• _What you need to do_
Do not copy the pictures; transcribe all other material exactly.

• _Entries provided_
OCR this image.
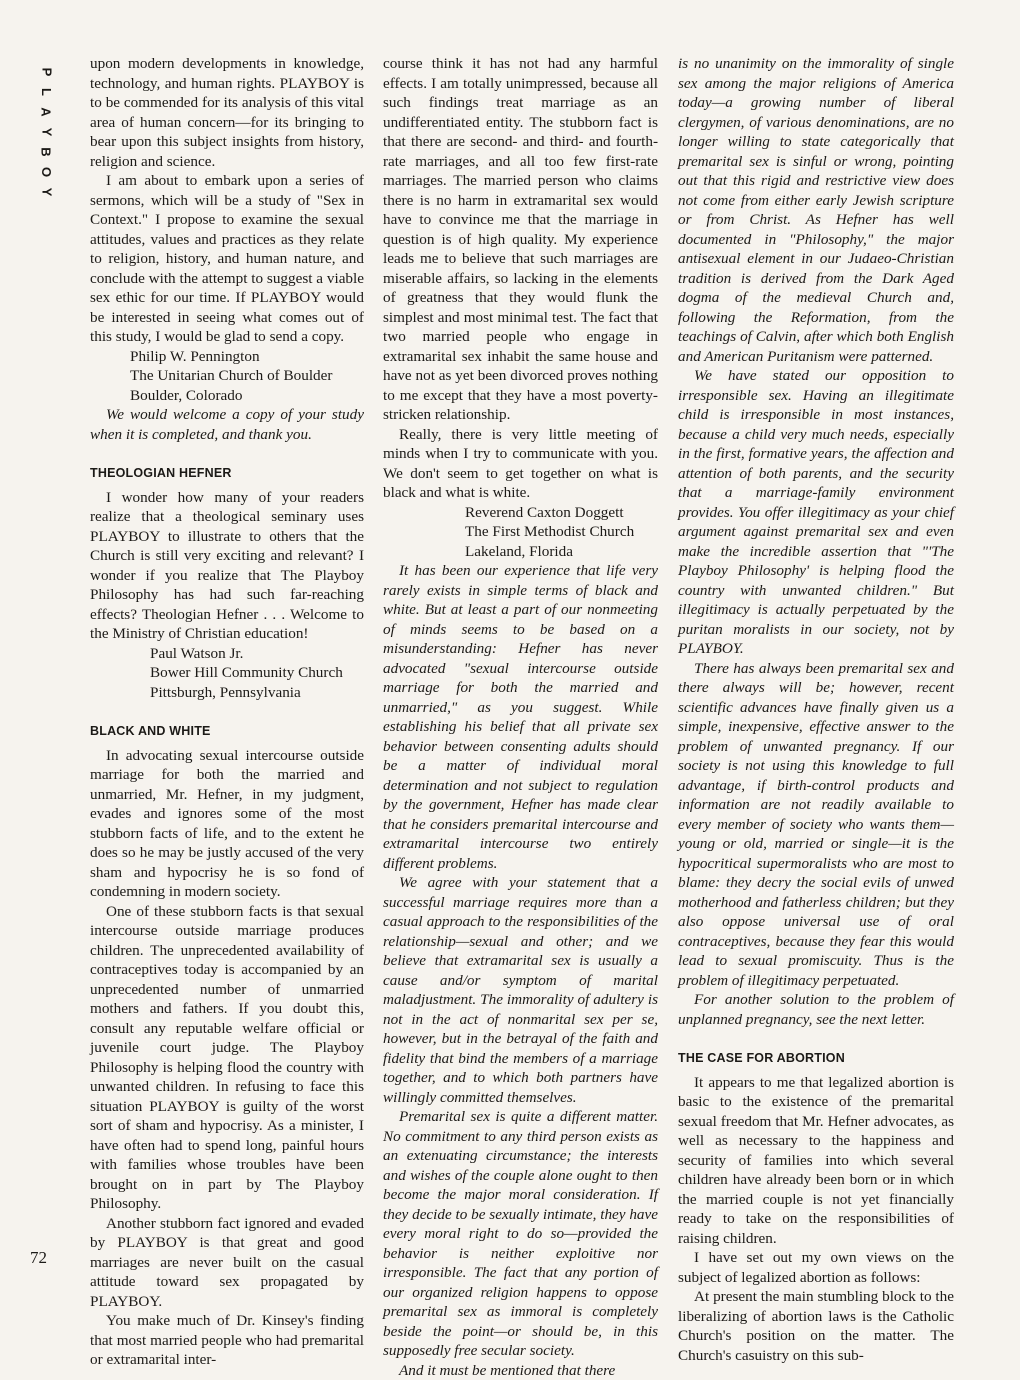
P
L
A
Y
B
O
Y
72

upon modern developments in knowledge, technology, and human rights. PLAYBOY is to be commended for its analysis of this vital area of human concern—for its bringing to bear upon this subject insights from history, religion and science.

I am about to embark upon a series of sermons, which will be a study of "Sex in Context." I propose to examine the sexual attitudes, values and practices as they relate to religion, history, and human nature, and conclude with the attempt to suggest a viable sex ethic for our time. If PLAYBOY would be interested in seeing what comes out of this study, I would be glad to send a copy.

Philip W. Pennington
The Unitarian Church of Boulder
Boulder, Colorado

We would welcome a copy of your study when it is completed, and thank you.

THEOLOGIAN HEFNER

I wonder how many of your readers realize that a theological seminary uses PLAYBOY to illustrate to others that the Church is still very exciting and relevant? I wonder if you realize that The Playboy Philosophy has had such far-reaching effects? Theologian Hefner . . . Welcome to the Ministry of Christian education!

Paul Watson Jr.
Bower Hill Community Church
Pittsburgh, Pennsylvania
BLACK AND WHITE

In advocating sexual intercourse outside marriage for both the married and unmarried, Mr. Hefner, in my judgment, evades and ignores some of the most stubborn facts of life, and to the extent he does so he may be justly accused of the very sham and hypocrisy he is so fond of condemning in modern society.

One of these stubborn facts is that sexual intercourse outside marriage produces children. The unprecedented availability of contraceptives today is accompanied by an unprecedented number of unmarried mothers and fathers. If you doubt this, consult any reputable welfare official or juvenile court judge. The Playboy Philosophy is helping flood the country with unwanted children. In refusing to face this situation PLAYBOY is guilty of the worst sort of sham and hypocrisy. As a minister, I have often had to spend long, painful hours with families whose troubles have been brought on in part by The Playboy Philosophy.

Another stubborn fact ignored and evaded by PLAYBOY is that great and good marriages are never built on the casual attitude toward sex propagated by PLAYBOY.

You make much of Dr. Kinsey's finding that most married people who had premarital or extramarital inter-

course think it has not had any harmful effects. I am totally unimpressed, because all such findings treat marriage as an undifferentiated entity. The stubborn fact is that there are second- and third- and fourth-rate marriages, and all too few first-rate marriages. The married person who claims there is no harm in extramarital sex would have to convince me that the marriage in question is of high quality. My experience leads me to believe that such marriages are miserable affairs, so lacking in the elements of greatness that they would flunk the simplest and most minimal test. The fact that two married people who engage in extramarital sex inhabit the same house and have not as yet been divorced proves nothing to me except that they have a most poverty-stricken relationship.

Really, there is very little meeting of minds when I try to communicate with you. We don't seem to get together on what is black and what is white.

Reverend Caxton Doggett
The First Methodist Church
Lakeland, Florida

It has been our experience that life very rarely exists in simple terms of black and white. But at least a part of our nonmeeting of minds seems to be based on a misunderstanding: Hefner has never advocated "sexual intercourse outside marriage for both the married and unmarried," as you suggest. While establishing his belief that all private sex behavior between consenting adults should be a matter of individual moral determination and not subject to regulation by the government, Hefner has made clear that he considers premarital intercourse and extramarital intercourse two entirely different problems.

We agree with your statement that a successful marriage requires more than a casual approach to the responsibilities of the relationship—sexual and other; and we believe that extramarital sex is usually a cause and/or symptom of marital maladjustment. The immorality of adultery is not in the act of nonmarital sex per se, however, but in the betrayal of the faith and fidelity that bind the members of a marriage together, and to which both partners have willingly committed themselves.

Premarital sex is quite a different matter. No commitment to any third person exists as an extenuating circumstance; the interests and wishes of the couple alone ought to then become the major moral consideration. If they decide to be sexually intimate, they have every moral right to do so—provided the behavior is neither exploitive nor irresponsible. The fact that any portion of our organized religion happens to oppose premarital sex as immoral is completely beside the point—or should be, in this supposedly free secular society.

And it must be mentioned that there

is no unanimity on the immorality of single sex among the major religions of America today—a growing number of liberal clergymen, of various denominations, are no longer willing to state categorically that premarital sex is sinful or wrong, pointing out that this rigid and restrictive view does not come from either early Jewish scripture or from Christ. As Hefner has well documented in "Philosophy," the major antisexual element in our Judaeo-Christian tradition is derived from the Dark Aged dogma of the medieval Church and, following the Reformation, from the teachings of Calvin, after which both English and American Puritanism were patterned.

We have stated our opposition to irresponsible sex. Having an illegitimate child is irresponsible in most instances, because a child very much needs, especially in the first, formative years, the affection and attention of both parents, and the security that a marriage-family environment provides. You offer illegitimacy as your chief argument against premarital sex and even make the incredible assertion that "'The Playboy Philosophy' is helping flood the country with unwanted children." But illegitimacy is actually perpetuated by the puritan moralists in our society, not by PLAYBOY.

There has always been premarital sex and there always will be; however, recent scientific advances have finally given us a simple, inexpensive, effective answer to the problem of unwanted pregnancy. If our society is not using this knowledge to full advantage, if birth-control products and information are not readily available to every member of society who wants them—young or old, married or single—it is the hypocritical supermoralists who are most to blame: they decry the social evils of unwed motherhood and fatherless children; but they also oppose universal use of oral contraceptives, because they fear this would lead to sexual promiscuity. Thus is the problem of illegitimacy perpetuated.

For another solution to the problem of unplanned pregnancy, see the next letter.

THE CASE FOR ABORTION

It appears to me that legalized abortion is basic to the existence of the premarital sexual freedom that Mr. Hefner advocates, as well as necessary to the happiness and security of families into which several children have already been born or in which the married couple is not yet financially ready to take on the responsibilities of raising children.

I have set out my own views on the subject of legalized abortion as follows:

At present the main stumbling block to the liberalizing of abortion laws is the Catholic Church's position on the matter. The Church's casuistry on this sub-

• _Output below_
OCR this image.
P
L
A
Y
B
O
Y
72

upon modern developments in knowledge, technology, and human rights. PLAYBOY is to be commended for its analysis of this vital area of human concern—for its bringing to bear upon this subject insights from history, religion and science.

I am about to embark upon a series of sermons, which will be a study of "Sex in Context." I propose to examine the sexual attitudes, values and practices as they relate to religion, history, and human nature, and conclude with the attempt to suggest a viable sex ethic for our time. If PLAYBOY would be interested in seeing what comes out of this study, I would be glad to send a copy.

Philip W. Pennington
The Unitarian Church of Boulder
Boulder, Colorado

We would welcome a copy of your study when it is completed, and thank you.

THEOLOGIAN HEFNER

I wonder how many of your readers realize that a theological seminary uses PLAYBOY to illustrate to others that the Church is still very exciting and relevant? I wonder if you realize that The Playboy Philosophy has had such far-reaching effects? Theologian Hefner . . . Welcome to the Ministry of Christian education!

Paul Watson Jr.
Bower Hill Community Church
Pittsburgh, Pennsylvania
BLACK AND WHITE

In advocating sexual intercourse outside marriage for both the married and unmarried, Mr. Hefner, in my judgment, evades and ignores some of the most stubborn facts of life, and to the extent he does so he may be justly accused of the very sham and hypocrisy he is so fond of condemning in modern society.

One of these stubborn facts is that sexual intercourse outside marriage produces children. The unprecedented availability of contraceptives today is accompanied by an unprecedented number of unmarried mothers and fathers. If you doubt this, consult any reputable welfare official or juvenile court judge. The Playboy Philosophy is helping flood the country with unwanted children. In refusing to face this situation PLAYBOY is guilty of the worst sort of sham and hypocrisy. As a minister, I have often had to spend long, painful hours with families whose troubles have been brought on in part by The Playboy Philosophy.

Another stubborn fact ignored and evaded by PLAYBOY is that great and good marriages are never built on the casual attitude toward sex propagated by PLAYBOY.

You make much of Dr. Kinsey's finding that most married people who had premarital or extramarital inter-

course think it has not had any harmful effects. I am totally unimpressed, because all such findings treat marriage as an undifferentiated entity. The stubborn fact is that there are second- and third- and fourth-rate marriages, and all too few first-rate marriages. The married person who claims there is no harm in extramarital sex would have to convince me that the marriage in question is of high quality. My experience leads me to believe that such marriages are miserable affairs, so lacking in the elements of greatness that they would flunk the simplest and most minimal test. The fact that two married people who engage in extramarital sex inhabit the same house and have not as yet been divorced proves nothing to me except that they have a most poverty-stricken relationship.

Really, there is very little meeting of minds when I try to communicate with you. We don't seem to get together on what is black and what is white.

Reverend Caxton Doggett
The First Methodist Church
Lakeland, Florida

It has been our experience that life very rarely exists in simple terms of black and white. But at least a part of our nonmeeting of minds seems to be based on a misunderstanding: Hefner has never advocated "sexual intercourse outside marriage for both the married and unmarried," as you suggest. While establishing his belief that all private sex behavior between consenting adults should be a matter of individual moral determination and not subject to regulation by the government, Hefner has made clear that he considers premarital intercourse and extramarital intercourse two entirely different problems.

We agree with your statement that a successful marriage requires more than a casual approach to the responsibilities of the relationship—sexual and other; and we believe that extramarital sex is usually a cause and/or symptom of marital maladjustment. The immorality of adultery is not in the act of nonmarital sex per se, however, but in the betrayal of the faith and fidelity that bind the members of a marriage together, and to which both partners have willingly committed themselves.

Premarital sex is quite a different matter. No commitment to any third person exists as an extenuating circumstance; the interests and wishes of the couple alone ought to then become the major moral consideration. If they decide to be sexually intimate, they have every moral right to do so—provided the behavior is neither exploitive nor irresponsible. The fact that any portion of our organized religion happens to oppose premarital sex as immoral is completely beside the point—or should be, in this supposedly free secular society.

And it must be mentioned that there

is no unanimity on the immorality of single sex among the major religions of America today—a growing number of liberal clergymen, of various denominations, are no longer willing to state categorically that premarital sex is sinful or wrong, pointing out that this rigid and restrictive view does not come from either early Jewish scripture or from Christ. As Hefner has well documented in "Philosophy," the major antisexual element in our Judaeo-Christian tradition is derived from the Dark Aged dogma of the medieval Church and, following the Reformation, from the teachings of Calvin, after which both English and American Puritanism were patterned.

We have stated our opposition to irresponsible sex. Having an illegitimate child is irresponsible in most instances, because a child very much needs, especially in the first, formative years, the affection and attention of both parents, and the security that a marriage-family environment provides. You offer illegitimacy as your chief argument against premarital sex and even make the incredible assertion that "'The Playboy Philosophy' is helping flood the country with unwanted children." But illegitimacy is actually perpetuated by the puritan moralists in our society, not by PLAYBOY.

There has always been premarital sex and there always will be; however, recent scientific advances have finally given us a simple, inexpensive, effective answer to the problem of unwanted pregnancy. If our society is not using this knowledge to full advantage, if birth-control products and information are not readily available to every member of society who wants them—young or old, married or single—it is the hypocritical supermoralists who are most to blame: they decry the social evils of unwed motherhood and fatherless children; but they also oppose universal use of oral contraceptives, because they fear this would lead to sexual promiscuity. Thus is the problem of illegitimacy perpetuated.

For another solution to the problem of unplanned pregnancy, see the next letter.

THE CASE FOR ABORTION

It appears to me that legalized abortion is basic to the existence of the premarital sexual freedom that Mr. Hefner advocates, as well as necessary to the happiness and security of families into which several children have already been born or in which the married couple is not yet financially ready to take on the responsibilities of raising children.

I have set out my own views on the subject of legalized abortion as follows:

At present the main stumbling block to the liberalizing of abortion laws is the Catholic Church's position on the matter. The Church's casuistry on this sub-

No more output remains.